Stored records
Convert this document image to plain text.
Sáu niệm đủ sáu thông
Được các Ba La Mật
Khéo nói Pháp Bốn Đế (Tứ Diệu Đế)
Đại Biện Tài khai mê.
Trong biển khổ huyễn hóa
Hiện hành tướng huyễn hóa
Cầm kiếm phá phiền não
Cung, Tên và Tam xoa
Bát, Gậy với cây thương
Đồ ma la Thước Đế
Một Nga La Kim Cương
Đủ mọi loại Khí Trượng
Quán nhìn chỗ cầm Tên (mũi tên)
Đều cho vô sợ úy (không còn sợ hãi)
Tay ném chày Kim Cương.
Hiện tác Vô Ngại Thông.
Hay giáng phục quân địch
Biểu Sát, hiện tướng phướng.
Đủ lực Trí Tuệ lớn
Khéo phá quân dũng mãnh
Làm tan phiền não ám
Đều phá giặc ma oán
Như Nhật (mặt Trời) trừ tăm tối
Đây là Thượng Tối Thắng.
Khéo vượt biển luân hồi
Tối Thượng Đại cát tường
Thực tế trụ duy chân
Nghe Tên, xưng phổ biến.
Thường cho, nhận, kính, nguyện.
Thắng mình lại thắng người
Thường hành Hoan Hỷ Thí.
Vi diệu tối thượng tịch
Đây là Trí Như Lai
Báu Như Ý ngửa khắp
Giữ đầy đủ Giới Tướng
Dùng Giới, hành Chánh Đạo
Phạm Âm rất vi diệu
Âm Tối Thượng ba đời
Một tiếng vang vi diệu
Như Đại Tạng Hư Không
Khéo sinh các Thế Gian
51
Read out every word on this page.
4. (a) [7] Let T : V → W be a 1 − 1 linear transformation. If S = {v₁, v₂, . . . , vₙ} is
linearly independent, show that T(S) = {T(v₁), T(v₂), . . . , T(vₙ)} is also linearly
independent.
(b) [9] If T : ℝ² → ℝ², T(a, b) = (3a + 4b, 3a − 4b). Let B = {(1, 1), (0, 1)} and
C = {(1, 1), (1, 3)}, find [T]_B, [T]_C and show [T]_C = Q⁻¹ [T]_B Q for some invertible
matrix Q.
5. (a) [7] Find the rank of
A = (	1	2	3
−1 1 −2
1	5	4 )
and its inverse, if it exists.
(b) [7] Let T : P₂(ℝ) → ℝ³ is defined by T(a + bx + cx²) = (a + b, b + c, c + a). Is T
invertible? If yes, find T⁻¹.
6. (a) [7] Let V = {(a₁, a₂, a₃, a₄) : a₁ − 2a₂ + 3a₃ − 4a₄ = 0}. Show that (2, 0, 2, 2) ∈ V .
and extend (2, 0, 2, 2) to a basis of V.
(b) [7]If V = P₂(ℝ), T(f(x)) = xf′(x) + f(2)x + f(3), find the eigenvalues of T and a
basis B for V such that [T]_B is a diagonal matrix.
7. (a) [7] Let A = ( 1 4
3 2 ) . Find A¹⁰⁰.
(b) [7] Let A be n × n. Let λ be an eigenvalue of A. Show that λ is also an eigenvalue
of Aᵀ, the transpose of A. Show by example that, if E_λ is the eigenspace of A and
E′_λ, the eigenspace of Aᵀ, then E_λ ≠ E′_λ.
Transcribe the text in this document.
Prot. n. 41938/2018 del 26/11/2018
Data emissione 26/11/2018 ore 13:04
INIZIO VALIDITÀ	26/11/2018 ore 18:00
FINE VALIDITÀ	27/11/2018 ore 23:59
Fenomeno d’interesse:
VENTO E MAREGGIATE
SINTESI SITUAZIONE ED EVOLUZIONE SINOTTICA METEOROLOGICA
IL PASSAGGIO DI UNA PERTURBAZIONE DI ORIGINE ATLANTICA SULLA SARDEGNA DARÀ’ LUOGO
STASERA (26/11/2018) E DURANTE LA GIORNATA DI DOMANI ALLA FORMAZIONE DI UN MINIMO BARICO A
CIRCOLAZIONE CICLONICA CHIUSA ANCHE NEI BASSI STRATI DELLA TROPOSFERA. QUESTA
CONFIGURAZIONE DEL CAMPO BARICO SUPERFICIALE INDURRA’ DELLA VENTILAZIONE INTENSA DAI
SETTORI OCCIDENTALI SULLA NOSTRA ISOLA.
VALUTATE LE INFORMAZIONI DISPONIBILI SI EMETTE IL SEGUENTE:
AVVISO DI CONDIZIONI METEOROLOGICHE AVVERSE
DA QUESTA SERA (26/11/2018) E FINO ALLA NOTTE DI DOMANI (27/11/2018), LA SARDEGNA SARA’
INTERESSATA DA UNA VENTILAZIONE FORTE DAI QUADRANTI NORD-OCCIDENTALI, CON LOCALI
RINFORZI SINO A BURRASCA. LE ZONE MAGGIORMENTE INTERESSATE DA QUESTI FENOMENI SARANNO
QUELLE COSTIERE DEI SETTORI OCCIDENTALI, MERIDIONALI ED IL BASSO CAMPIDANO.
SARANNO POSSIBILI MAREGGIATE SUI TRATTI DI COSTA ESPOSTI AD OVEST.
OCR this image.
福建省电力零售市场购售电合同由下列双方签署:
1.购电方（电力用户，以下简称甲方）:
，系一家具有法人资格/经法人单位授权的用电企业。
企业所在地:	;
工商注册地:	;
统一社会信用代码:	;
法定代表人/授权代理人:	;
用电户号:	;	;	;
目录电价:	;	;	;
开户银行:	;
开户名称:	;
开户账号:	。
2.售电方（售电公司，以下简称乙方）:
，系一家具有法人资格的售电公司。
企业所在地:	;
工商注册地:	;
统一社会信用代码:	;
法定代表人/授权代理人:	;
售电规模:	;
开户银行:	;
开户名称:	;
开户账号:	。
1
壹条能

WHAT YOU NEED TO DO:
Reproduce exactly the line containing "OCR this image." and every line after it through the end of the records above, and nothing else.

EXERCISE RESULT:
OCR this image.
福建省电力零售市场购售电合同由下列双方签署:
1.购电方（电力用户，以下简称甲方）:
，系一家具有法人资格/经法人单位授权的用电企业。
企业所在地:	;
工商注册地:	;
统一社会信用代码:	;
法定代表人/授权代理人:	;
用电户号:	;	;	;
目录电价:	;	;	;
开户银行:	;
开户名称:	;
开户账号:	。
2.售电方（售电公司，以下简称乙方）:
，系一家具有法人资格的售电公司。
企业所在地:	;
工商注册地:	;
统一社会信用代码:	;
法定代表人/授权代理人:	;
售电规模:	;
开户银行:	;
开户名称:	;
开户账号:	。
1
壹条能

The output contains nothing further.